* SET TASK *
Copy out each line of the data that holds the word "average".

* DATA SHOWN *
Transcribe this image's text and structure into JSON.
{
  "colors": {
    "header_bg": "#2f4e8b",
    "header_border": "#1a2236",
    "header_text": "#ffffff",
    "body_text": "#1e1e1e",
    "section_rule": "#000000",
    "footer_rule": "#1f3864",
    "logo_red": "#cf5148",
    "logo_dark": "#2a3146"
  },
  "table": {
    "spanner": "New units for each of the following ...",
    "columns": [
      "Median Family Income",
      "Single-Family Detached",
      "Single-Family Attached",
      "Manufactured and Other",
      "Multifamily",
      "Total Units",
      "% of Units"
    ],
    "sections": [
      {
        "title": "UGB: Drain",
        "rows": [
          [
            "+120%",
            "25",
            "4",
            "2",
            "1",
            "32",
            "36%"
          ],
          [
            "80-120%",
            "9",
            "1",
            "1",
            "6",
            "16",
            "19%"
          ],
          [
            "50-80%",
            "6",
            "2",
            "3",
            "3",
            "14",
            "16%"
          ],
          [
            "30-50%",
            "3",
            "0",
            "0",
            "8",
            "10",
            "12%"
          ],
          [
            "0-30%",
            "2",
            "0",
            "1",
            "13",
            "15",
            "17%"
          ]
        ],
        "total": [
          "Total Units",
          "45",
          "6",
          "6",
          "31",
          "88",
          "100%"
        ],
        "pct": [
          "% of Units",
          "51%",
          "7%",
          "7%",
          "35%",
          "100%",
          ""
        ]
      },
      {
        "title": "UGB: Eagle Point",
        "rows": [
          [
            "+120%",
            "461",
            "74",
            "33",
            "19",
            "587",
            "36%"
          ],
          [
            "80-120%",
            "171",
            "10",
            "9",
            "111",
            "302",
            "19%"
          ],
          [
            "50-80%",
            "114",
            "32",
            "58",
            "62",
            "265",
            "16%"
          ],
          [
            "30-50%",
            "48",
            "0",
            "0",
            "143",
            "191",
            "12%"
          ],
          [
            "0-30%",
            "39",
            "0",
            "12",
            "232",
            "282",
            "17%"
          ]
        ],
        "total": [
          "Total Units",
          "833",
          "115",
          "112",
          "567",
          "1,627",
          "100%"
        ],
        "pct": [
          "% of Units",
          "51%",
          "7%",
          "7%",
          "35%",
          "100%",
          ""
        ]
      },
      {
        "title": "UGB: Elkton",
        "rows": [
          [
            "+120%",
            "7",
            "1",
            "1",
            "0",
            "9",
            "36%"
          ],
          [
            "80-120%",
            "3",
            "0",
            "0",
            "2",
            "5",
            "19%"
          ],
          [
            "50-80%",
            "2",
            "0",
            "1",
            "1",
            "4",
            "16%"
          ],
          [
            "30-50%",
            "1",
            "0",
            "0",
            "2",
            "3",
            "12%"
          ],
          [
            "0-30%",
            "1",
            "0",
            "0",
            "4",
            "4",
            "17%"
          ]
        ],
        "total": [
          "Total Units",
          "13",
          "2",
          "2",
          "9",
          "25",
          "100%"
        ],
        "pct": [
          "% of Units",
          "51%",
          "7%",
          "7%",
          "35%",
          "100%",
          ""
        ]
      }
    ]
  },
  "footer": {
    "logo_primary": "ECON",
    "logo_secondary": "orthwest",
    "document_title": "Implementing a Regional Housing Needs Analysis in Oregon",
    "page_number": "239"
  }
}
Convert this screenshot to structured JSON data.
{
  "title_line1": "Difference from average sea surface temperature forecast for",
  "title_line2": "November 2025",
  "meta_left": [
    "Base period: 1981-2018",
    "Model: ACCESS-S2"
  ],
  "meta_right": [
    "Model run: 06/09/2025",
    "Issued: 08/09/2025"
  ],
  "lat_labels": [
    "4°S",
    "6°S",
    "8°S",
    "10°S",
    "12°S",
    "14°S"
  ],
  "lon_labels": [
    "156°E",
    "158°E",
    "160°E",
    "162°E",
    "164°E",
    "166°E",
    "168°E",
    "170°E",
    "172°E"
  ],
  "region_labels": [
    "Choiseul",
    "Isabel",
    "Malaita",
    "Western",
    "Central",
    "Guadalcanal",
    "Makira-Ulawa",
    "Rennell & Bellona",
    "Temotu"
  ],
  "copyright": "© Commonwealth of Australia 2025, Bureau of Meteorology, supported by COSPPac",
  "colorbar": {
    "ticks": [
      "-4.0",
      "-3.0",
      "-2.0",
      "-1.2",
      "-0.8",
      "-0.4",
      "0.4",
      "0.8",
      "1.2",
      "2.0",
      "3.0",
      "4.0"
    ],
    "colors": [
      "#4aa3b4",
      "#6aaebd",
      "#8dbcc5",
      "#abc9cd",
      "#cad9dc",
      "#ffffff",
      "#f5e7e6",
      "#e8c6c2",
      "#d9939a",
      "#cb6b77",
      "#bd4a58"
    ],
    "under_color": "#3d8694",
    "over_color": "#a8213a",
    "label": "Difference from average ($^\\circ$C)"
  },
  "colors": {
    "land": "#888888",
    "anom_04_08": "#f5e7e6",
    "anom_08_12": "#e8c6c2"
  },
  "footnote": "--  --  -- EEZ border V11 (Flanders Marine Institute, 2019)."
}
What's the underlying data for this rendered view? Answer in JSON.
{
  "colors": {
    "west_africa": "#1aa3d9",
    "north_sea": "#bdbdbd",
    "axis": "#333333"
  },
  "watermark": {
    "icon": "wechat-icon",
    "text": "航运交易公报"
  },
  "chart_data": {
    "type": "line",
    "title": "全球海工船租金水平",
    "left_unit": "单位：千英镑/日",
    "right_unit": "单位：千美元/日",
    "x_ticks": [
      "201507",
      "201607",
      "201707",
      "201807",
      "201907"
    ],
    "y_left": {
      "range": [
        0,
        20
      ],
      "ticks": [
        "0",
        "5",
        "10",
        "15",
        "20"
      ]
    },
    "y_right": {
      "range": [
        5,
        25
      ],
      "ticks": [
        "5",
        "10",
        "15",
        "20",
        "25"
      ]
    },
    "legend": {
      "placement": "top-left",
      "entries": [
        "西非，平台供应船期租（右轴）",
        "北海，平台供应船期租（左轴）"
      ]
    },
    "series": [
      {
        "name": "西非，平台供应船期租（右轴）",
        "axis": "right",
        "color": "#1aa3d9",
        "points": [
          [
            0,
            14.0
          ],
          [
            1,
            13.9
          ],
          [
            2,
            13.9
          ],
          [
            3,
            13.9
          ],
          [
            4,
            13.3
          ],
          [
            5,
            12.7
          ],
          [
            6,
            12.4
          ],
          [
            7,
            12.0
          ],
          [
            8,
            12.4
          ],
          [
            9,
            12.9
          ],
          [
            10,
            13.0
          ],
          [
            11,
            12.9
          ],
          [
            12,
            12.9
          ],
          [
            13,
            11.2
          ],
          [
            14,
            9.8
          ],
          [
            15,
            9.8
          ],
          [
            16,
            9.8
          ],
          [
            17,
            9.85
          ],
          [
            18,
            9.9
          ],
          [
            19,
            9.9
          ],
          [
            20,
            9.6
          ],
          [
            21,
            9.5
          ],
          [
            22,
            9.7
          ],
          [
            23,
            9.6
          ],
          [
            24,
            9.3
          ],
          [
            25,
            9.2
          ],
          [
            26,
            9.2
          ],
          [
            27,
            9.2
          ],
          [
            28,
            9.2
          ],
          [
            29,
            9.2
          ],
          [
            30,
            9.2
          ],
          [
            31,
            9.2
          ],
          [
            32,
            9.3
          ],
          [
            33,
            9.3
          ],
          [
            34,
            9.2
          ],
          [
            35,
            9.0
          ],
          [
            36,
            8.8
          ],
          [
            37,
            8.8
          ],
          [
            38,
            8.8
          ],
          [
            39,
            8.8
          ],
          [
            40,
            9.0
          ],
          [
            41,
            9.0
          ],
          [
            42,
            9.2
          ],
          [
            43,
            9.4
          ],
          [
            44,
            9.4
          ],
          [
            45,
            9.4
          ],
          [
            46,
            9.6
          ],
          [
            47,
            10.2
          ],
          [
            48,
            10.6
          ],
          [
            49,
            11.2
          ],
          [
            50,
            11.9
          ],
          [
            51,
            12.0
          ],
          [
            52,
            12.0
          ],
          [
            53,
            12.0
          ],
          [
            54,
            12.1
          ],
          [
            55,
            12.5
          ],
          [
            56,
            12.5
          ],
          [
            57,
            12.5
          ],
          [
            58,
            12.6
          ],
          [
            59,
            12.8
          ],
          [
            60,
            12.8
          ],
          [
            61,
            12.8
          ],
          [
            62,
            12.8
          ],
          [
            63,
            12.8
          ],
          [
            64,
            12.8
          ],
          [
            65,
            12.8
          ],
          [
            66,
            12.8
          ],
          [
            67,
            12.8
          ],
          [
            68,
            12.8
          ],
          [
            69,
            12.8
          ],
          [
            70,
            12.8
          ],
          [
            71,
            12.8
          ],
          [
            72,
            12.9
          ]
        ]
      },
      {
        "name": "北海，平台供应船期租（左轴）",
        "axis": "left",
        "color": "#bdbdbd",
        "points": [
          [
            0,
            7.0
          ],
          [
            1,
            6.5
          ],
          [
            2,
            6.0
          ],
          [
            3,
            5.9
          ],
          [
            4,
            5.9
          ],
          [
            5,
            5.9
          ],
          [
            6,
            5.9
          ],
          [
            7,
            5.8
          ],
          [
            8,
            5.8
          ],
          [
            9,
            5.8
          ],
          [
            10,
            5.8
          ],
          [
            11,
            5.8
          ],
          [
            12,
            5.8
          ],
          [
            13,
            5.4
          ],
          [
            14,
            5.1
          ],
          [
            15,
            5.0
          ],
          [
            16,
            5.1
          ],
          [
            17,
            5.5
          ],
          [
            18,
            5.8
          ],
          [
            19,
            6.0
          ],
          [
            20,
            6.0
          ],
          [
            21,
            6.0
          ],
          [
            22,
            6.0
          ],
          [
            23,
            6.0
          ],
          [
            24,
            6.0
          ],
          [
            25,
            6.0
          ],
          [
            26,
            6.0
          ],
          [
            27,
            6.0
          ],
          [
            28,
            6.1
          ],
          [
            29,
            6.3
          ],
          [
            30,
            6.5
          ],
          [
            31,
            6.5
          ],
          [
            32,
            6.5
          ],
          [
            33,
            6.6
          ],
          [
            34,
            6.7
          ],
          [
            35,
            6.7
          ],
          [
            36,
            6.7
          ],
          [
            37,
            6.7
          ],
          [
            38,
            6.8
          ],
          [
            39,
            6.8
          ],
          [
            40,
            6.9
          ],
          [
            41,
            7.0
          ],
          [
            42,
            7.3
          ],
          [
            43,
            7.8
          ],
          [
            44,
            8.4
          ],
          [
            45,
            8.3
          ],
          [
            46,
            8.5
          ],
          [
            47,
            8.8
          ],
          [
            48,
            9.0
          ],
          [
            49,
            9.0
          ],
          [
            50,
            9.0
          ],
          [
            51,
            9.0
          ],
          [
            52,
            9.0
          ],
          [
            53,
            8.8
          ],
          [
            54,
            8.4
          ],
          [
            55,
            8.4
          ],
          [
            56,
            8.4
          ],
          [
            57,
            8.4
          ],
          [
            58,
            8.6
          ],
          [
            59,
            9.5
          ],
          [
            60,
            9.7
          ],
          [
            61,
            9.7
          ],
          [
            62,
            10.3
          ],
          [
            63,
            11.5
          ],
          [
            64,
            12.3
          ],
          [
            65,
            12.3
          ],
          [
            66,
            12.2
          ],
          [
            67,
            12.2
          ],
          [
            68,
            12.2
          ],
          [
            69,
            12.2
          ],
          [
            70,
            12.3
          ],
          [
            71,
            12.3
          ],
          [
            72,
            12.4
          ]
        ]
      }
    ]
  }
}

* EXERCISE RESPONSE *
  "title_line1": "Difference from average sea surface temperature forecast for",
    "label": "Difference from average ($^\\circ$C)"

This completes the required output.